**GIVEN REQUEST**
From the entries below, copy every line holding the word "grid".

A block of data
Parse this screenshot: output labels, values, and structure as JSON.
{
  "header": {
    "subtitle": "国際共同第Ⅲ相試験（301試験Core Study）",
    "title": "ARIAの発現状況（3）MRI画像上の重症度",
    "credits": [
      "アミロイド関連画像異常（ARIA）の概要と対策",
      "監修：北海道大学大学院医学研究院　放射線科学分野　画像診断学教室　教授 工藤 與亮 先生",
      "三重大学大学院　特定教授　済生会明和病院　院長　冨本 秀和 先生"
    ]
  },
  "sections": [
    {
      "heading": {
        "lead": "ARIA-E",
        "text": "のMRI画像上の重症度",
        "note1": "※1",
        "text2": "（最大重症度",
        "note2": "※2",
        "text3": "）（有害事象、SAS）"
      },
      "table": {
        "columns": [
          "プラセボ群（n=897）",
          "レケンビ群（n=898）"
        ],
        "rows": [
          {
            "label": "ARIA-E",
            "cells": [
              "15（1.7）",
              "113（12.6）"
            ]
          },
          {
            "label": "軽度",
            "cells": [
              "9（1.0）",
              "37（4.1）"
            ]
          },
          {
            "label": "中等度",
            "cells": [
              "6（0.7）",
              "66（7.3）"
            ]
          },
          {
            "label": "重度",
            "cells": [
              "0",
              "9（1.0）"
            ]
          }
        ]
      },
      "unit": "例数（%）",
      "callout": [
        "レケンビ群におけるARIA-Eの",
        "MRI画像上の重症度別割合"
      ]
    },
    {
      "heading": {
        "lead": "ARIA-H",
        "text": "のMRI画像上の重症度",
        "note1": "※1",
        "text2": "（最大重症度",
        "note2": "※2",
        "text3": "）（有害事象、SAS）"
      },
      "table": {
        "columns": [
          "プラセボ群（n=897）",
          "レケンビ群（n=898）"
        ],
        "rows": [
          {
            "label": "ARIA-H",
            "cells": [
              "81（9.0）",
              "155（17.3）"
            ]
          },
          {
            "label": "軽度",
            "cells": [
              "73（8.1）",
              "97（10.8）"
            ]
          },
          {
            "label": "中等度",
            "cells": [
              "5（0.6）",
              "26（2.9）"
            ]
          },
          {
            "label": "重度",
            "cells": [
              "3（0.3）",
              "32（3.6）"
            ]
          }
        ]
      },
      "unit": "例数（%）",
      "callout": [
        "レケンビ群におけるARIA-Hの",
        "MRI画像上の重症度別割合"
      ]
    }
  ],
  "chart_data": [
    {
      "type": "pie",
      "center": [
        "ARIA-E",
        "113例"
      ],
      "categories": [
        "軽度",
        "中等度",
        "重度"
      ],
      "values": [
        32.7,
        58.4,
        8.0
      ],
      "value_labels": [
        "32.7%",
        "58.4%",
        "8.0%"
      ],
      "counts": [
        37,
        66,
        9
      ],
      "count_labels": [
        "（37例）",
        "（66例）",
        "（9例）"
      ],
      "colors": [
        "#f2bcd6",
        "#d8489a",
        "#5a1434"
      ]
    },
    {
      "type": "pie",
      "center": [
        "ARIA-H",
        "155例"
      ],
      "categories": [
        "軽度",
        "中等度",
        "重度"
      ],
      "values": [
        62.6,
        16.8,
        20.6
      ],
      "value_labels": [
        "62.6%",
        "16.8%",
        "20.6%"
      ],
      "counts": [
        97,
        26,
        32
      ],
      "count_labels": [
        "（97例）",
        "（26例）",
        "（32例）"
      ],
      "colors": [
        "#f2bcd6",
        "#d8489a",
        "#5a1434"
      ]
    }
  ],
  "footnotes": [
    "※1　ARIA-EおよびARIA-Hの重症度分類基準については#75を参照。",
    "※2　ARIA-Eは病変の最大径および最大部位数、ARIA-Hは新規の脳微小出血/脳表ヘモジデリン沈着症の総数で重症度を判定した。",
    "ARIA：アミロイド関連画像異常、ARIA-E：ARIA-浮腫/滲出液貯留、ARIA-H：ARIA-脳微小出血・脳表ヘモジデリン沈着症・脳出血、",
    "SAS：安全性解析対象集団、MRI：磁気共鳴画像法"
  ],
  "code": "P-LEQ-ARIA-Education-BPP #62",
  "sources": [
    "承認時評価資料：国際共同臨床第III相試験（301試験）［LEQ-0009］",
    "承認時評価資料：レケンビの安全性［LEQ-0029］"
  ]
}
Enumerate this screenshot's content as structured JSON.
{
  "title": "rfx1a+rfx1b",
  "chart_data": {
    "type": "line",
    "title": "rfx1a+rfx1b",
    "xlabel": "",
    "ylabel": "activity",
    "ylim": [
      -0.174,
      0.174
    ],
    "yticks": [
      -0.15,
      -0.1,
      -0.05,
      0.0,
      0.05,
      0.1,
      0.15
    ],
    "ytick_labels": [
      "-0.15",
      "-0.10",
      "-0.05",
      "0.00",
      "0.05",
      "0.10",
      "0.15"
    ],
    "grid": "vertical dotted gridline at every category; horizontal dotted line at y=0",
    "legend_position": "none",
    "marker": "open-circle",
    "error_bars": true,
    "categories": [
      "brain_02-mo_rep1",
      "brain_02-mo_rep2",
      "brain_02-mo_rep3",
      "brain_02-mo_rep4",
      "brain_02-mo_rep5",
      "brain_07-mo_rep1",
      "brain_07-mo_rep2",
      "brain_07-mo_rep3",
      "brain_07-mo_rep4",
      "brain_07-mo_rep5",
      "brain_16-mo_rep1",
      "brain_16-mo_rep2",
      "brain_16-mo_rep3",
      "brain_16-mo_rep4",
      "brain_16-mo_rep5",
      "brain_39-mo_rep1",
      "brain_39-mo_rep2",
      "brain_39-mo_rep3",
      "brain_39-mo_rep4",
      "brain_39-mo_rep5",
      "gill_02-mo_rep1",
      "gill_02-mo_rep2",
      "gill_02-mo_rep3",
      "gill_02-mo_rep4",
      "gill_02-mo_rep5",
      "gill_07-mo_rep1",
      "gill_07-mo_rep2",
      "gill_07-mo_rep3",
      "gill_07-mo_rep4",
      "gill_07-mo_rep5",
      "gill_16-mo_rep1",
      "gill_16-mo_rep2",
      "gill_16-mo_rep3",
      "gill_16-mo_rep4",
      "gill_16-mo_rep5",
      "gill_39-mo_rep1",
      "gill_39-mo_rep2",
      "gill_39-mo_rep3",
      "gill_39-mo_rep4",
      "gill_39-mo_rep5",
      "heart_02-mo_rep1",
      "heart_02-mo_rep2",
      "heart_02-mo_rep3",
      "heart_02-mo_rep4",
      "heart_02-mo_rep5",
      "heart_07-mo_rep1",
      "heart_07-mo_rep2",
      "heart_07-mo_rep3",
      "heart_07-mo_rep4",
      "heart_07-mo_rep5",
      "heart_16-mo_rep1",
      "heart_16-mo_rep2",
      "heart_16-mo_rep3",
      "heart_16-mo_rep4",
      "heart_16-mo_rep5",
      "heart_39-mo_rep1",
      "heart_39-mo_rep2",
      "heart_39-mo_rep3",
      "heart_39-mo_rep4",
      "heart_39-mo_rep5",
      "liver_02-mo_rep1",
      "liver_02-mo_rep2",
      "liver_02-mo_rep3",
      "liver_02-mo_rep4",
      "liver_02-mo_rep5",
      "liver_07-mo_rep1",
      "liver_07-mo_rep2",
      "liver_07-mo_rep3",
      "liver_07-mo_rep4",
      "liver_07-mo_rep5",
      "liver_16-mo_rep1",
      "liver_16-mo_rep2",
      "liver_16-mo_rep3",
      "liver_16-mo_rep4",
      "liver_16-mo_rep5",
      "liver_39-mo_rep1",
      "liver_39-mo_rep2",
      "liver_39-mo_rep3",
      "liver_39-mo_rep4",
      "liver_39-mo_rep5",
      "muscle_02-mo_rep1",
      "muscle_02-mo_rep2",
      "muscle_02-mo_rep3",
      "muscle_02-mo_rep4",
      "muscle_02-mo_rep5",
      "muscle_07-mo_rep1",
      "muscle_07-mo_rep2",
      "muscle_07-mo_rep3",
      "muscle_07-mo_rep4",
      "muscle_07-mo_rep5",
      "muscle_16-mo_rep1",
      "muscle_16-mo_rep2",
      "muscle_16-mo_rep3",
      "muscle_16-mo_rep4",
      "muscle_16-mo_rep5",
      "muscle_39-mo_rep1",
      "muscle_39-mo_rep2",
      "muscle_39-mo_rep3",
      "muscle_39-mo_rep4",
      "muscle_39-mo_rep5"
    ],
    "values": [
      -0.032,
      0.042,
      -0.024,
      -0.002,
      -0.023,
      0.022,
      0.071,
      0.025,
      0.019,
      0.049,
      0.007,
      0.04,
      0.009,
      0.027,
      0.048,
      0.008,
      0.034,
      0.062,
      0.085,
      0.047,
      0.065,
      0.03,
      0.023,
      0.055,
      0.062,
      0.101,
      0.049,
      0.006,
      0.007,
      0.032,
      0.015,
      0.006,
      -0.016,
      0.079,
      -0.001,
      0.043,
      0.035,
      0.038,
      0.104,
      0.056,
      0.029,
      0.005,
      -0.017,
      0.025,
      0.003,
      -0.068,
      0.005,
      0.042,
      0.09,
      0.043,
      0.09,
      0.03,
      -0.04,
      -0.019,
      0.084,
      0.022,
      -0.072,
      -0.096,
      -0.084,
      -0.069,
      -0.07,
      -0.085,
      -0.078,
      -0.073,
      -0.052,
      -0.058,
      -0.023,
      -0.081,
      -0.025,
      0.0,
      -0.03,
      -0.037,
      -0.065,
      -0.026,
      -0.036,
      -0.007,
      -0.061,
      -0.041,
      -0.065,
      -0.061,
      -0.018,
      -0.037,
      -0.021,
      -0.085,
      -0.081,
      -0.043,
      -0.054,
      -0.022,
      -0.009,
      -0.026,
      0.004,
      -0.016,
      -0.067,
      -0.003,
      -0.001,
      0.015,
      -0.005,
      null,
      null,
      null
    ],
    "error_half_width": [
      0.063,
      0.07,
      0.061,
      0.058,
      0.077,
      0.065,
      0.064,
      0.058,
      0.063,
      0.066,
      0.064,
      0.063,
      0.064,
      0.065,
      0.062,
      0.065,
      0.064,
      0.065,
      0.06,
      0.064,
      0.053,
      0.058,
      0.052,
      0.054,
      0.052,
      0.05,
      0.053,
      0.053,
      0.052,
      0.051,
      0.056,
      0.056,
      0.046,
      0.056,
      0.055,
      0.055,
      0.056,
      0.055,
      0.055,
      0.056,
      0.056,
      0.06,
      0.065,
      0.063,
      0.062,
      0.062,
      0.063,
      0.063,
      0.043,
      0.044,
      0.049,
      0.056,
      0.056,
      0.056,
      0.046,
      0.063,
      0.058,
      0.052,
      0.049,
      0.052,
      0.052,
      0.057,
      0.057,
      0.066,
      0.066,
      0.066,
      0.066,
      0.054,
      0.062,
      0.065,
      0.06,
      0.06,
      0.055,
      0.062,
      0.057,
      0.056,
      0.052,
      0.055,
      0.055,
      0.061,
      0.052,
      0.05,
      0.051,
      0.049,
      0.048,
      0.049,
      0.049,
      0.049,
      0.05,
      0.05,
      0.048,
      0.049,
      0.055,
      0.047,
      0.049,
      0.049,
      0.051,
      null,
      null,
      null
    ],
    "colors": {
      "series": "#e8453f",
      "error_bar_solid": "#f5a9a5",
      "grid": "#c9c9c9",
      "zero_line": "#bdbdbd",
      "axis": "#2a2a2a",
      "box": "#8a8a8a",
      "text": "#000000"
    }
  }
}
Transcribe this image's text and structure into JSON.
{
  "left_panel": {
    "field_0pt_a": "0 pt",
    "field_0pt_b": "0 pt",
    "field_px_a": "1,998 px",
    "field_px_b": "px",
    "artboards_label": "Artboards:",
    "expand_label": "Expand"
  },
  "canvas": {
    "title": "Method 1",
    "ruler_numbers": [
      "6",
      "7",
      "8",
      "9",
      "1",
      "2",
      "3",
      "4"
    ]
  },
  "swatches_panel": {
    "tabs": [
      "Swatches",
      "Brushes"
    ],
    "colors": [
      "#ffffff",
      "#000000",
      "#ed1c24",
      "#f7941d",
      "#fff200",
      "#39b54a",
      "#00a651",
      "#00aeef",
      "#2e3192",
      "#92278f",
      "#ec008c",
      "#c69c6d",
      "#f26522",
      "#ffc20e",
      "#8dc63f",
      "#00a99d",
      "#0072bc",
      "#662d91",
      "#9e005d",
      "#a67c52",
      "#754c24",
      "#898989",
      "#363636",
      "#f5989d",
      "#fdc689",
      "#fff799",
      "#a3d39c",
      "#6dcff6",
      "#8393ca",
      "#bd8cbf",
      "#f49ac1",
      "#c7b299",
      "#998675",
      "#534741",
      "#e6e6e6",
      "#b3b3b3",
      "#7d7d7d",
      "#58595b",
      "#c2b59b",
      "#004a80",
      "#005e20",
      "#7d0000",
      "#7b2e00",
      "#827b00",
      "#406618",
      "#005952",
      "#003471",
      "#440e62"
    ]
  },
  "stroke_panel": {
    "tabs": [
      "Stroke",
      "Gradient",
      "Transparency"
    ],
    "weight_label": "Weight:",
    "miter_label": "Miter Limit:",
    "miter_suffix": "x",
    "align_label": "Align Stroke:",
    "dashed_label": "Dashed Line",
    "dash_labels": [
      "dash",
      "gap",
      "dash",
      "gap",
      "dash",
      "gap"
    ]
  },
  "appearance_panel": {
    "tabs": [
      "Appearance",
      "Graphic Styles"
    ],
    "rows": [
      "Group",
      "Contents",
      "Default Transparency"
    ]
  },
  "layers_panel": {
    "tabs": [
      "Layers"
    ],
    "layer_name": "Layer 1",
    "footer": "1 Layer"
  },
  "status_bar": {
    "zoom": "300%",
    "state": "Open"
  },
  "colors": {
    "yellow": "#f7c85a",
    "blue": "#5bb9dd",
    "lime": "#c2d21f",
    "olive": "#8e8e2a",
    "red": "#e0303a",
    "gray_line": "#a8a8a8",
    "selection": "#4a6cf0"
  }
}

**SOLUTION FOR THIS PROBLEM**
    "grid": "vertical dotted gridline at every category; horizontal dotted line at y=0",
      "grid": "#c9c9c9",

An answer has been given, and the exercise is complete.